- [Objective]: The answer is a single number: how many lines hold the string "Andreæ".

- [Input rows]:
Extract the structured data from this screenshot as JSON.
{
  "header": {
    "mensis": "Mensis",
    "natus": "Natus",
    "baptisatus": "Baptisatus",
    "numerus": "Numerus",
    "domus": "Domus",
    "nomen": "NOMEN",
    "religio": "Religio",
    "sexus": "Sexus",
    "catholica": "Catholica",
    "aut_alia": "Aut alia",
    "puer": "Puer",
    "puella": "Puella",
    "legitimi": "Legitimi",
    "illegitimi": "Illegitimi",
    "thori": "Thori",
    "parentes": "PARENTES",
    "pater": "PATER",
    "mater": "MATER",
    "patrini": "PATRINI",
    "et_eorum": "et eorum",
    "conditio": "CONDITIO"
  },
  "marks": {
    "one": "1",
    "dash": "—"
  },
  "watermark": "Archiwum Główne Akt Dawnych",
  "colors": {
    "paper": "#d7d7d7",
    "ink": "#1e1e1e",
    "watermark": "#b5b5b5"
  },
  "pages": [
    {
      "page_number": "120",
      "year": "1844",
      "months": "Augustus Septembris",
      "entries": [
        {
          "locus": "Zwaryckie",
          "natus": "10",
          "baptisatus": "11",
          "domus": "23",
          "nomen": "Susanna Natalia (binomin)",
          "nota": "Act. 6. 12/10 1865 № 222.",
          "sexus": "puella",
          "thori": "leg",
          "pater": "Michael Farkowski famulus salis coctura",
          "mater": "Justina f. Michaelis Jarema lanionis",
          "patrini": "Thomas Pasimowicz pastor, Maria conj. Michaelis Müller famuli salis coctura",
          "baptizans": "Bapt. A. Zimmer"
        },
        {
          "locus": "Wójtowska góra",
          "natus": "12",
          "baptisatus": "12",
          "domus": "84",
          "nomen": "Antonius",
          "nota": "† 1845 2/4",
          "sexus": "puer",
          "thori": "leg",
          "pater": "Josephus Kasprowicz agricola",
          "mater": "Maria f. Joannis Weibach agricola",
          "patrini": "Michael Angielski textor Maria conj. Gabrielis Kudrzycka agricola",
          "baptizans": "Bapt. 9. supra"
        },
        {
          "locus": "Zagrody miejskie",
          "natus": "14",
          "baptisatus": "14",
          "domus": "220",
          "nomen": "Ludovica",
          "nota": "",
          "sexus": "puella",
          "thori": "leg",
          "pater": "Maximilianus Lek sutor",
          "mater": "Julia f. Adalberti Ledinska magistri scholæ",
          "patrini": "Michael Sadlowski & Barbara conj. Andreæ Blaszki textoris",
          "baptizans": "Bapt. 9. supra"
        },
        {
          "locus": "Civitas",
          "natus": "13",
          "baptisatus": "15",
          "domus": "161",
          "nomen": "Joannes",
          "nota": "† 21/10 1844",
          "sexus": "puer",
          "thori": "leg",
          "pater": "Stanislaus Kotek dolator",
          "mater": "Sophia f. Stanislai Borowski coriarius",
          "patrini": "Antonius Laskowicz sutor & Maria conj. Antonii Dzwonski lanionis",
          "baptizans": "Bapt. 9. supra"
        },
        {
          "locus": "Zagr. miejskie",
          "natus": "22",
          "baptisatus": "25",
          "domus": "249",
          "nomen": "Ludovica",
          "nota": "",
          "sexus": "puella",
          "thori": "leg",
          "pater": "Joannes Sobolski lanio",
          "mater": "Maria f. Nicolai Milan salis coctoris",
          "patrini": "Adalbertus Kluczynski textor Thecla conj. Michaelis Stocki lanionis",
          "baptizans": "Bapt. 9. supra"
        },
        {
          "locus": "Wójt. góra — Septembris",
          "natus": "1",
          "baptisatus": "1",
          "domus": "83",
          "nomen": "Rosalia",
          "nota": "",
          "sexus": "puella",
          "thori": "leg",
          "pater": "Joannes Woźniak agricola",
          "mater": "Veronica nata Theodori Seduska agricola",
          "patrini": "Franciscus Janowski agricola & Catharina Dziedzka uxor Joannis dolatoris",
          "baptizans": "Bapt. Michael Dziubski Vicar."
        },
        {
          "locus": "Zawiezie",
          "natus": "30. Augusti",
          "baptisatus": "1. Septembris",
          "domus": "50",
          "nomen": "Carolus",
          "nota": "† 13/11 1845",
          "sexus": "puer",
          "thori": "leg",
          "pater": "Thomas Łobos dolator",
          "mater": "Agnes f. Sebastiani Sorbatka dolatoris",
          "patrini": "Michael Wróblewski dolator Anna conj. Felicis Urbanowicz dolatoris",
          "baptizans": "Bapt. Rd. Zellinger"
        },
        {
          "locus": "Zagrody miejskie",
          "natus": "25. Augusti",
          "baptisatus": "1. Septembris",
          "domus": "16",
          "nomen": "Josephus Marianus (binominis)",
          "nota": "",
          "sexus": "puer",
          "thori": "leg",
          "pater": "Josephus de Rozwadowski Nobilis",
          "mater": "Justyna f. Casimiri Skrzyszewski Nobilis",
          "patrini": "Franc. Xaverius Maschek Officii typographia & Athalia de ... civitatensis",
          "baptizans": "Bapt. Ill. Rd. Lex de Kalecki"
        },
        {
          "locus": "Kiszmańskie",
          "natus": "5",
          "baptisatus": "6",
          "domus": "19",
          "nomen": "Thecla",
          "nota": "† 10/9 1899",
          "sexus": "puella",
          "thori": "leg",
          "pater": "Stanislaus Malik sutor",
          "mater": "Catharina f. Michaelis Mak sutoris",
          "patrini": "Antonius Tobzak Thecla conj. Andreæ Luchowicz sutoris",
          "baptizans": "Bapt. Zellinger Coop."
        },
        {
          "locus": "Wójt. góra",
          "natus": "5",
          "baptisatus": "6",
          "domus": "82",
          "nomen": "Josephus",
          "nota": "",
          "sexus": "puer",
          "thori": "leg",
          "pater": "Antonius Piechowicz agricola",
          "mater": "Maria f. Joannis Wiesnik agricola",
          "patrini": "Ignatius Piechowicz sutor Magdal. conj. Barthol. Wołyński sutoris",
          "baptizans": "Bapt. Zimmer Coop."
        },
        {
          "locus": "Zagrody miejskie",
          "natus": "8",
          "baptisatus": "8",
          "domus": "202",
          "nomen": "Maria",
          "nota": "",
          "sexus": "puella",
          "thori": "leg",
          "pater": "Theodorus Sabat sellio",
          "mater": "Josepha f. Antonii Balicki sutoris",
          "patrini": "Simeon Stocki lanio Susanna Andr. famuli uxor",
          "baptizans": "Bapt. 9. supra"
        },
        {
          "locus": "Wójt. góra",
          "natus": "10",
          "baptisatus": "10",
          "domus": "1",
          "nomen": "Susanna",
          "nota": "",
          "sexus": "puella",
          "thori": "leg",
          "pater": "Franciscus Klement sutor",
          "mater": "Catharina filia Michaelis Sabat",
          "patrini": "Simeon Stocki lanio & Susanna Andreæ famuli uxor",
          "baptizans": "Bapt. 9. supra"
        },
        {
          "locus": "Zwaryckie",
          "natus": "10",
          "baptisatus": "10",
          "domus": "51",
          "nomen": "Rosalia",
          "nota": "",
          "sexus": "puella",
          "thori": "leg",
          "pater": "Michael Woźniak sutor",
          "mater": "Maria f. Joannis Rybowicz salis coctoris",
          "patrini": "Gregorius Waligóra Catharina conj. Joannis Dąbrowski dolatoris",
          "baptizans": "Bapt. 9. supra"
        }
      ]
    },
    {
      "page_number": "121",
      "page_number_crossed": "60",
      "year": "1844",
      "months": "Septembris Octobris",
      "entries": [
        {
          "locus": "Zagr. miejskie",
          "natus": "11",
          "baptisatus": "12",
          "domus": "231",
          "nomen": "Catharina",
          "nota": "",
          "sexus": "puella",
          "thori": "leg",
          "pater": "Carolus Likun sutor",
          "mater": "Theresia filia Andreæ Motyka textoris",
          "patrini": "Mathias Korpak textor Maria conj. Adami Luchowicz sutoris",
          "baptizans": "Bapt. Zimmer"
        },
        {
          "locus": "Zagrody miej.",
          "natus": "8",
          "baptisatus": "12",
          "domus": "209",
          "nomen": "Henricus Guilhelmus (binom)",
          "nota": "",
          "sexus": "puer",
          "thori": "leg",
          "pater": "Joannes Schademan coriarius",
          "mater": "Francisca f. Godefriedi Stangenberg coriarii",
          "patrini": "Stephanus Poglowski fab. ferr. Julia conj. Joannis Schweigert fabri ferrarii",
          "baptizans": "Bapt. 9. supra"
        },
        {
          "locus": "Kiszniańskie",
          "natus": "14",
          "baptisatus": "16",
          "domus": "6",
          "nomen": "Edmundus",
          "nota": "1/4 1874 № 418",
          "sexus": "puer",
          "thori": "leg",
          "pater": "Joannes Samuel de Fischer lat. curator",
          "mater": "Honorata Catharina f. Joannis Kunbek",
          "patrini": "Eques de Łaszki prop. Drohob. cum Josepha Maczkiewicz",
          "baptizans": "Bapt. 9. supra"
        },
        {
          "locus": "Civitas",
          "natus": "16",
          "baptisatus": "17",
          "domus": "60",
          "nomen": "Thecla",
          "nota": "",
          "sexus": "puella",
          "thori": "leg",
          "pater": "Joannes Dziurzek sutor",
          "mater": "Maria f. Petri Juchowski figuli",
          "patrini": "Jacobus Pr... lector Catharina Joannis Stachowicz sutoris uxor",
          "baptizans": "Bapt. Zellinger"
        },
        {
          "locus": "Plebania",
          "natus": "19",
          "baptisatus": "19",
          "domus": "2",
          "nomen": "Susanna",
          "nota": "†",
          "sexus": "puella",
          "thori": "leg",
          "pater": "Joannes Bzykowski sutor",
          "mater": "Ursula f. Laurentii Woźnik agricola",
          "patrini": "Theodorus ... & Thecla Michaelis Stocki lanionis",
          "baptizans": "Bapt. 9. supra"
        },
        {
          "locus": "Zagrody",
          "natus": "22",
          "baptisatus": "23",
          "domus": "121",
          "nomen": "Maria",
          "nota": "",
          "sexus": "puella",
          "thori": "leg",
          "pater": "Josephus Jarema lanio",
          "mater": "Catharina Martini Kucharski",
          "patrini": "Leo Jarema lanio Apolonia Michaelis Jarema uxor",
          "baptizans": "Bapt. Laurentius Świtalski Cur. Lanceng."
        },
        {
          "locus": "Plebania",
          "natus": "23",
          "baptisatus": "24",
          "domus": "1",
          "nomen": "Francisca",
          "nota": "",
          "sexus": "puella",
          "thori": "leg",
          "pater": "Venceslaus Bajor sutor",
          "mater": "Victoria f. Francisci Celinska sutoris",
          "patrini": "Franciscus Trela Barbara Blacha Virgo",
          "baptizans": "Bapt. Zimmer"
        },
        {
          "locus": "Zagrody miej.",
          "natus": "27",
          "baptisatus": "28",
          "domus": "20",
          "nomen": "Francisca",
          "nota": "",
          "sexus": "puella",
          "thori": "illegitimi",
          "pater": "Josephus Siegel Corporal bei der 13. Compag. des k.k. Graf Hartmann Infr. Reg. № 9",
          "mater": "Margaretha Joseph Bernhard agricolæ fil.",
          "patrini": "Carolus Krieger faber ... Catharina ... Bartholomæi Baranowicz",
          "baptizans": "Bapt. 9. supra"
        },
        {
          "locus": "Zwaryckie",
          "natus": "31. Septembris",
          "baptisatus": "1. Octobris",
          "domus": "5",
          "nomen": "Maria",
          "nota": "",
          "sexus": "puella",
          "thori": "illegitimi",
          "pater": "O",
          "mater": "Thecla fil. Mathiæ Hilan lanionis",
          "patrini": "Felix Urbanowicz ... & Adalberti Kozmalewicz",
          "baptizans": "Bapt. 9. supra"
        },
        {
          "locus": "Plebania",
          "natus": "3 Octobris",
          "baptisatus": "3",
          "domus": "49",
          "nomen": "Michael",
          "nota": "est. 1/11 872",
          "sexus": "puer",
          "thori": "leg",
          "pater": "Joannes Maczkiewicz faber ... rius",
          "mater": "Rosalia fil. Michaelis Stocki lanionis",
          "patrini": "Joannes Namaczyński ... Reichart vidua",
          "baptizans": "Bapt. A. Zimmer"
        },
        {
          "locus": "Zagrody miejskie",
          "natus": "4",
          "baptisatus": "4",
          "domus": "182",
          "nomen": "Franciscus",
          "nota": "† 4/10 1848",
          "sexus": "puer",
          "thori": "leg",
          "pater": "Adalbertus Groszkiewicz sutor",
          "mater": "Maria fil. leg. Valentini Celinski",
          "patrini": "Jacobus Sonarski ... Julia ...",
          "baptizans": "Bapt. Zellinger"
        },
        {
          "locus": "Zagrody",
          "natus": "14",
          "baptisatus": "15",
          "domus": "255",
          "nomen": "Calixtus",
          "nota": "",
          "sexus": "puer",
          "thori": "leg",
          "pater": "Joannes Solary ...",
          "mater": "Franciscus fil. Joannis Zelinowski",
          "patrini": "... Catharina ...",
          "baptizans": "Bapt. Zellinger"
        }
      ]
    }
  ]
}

- [Solved problem]: 4